(Figure data in JSON)
• • • •

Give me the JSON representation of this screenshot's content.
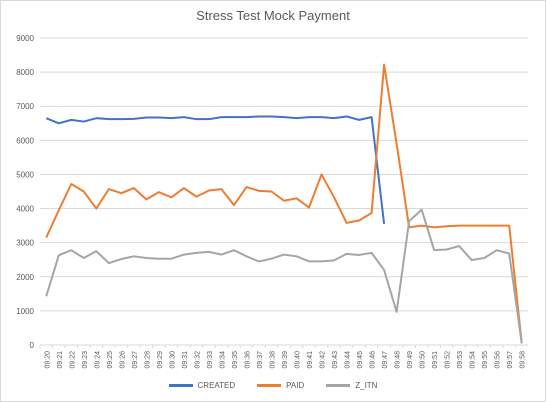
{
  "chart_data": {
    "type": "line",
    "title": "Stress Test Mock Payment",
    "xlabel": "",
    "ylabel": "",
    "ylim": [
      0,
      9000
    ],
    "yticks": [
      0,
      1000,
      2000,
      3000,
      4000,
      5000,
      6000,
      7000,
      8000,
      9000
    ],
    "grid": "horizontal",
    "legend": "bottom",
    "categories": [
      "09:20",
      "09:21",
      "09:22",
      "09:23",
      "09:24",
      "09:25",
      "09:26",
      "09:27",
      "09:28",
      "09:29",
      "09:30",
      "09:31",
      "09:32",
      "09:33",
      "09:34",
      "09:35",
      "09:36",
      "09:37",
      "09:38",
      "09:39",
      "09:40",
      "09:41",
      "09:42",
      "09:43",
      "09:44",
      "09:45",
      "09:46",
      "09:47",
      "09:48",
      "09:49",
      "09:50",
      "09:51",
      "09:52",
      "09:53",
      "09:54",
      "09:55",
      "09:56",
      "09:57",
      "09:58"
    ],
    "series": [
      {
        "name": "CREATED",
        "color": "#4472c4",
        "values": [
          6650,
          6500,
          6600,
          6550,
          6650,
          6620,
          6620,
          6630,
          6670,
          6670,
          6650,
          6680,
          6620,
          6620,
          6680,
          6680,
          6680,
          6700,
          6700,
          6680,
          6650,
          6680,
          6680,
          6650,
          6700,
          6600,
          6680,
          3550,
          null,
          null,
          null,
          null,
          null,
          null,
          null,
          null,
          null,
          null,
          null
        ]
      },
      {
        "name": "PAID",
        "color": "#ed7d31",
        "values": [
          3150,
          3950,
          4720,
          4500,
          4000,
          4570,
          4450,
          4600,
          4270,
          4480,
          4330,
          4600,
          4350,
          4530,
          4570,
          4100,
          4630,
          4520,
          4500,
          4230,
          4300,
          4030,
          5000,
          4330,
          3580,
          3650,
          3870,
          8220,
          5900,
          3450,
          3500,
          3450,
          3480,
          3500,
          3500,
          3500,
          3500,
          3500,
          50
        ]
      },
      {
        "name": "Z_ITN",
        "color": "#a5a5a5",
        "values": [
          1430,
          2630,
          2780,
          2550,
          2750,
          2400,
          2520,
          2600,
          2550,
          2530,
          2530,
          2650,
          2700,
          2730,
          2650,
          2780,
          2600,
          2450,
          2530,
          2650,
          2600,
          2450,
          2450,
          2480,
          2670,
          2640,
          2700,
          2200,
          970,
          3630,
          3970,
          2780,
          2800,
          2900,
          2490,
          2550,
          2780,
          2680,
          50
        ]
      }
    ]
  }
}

• • • •

Task description
From the material above, gather all lines that include the string "color" and copy them.

Completed exercise
        "color": "#4472c4",
        "color": "#ed7d31",
        "color": "#a5a5a5",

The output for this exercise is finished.